### Records supplied
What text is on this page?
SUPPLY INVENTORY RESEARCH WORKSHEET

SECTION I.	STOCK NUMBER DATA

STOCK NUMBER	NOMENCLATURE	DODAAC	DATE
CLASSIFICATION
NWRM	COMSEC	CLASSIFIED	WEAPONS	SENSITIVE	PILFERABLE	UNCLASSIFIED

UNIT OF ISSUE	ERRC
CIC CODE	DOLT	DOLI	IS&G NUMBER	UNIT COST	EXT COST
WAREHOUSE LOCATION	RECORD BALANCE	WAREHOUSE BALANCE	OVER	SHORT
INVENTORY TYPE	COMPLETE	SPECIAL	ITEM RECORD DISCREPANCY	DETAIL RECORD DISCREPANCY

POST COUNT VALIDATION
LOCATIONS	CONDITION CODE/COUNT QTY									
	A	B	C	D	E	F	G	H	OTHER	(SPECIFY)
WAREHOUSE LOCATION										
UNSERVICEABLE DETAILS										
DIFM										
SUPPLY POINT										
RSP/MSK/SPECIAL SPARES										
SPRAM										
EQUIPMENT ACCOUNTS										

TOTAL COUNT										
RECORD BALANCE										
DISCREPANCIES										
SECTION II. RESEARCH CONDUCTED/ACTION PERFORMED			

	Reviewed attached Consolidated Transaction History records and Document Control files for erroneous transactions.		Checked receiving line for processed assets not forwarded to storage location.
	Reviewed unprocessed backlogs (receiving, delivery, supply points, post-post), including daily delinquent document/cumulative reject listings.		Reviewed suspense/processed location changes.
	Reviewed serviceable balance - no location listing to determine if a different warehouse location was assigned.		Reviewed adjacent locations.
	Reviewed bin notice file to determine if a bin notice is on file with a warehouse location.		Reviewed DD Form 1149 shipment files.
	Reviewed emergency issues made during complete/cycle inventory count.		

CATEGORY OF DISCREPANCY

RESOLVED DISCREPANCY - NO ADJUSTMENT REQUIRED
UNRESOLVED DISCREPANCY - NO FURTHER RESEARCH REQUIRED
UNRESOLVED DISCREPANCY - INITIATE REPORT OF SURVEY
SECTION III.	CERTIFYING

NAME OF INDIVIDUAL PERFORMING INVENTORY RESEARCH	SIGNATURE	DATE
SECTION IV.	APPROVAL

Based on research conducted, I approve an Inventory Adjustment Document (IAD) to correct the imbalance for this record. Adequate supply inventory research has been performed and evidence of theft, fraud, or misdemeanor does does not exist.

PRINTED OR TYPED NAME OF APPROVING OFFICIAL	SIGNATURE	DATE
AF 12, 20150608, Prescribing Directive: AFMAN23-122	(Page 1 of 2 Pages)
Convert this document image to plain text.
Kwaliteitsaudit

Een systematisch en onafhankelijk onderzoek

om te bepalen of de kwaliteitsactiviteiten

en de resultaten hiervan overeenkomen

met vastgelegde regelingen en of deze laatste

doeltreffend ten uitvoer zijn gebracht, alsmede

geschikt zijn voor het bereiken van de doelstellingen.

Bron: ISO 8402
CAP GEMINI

### Task brief
Look above for the line that holds "Convert this document image to plain text.", then copy it and each line after it exactly, through the last line of the data.

### Right answer
Convert this document image to plain text.
Kwaliteitsaudit

Een systematisch en onafhankelijk onderzoek

om te bepalen of de kwaliteitsactiviteiten

en de resultaten hiervan overeenkomen

met vastgelegde regelingen en of deze laatste

doeltreffend ten uitvoer zijn gebracht, alsmede

geschikt zijn voor het bereiken van de doelstellingen.

Bron: ISO 8402
CAP GEMINI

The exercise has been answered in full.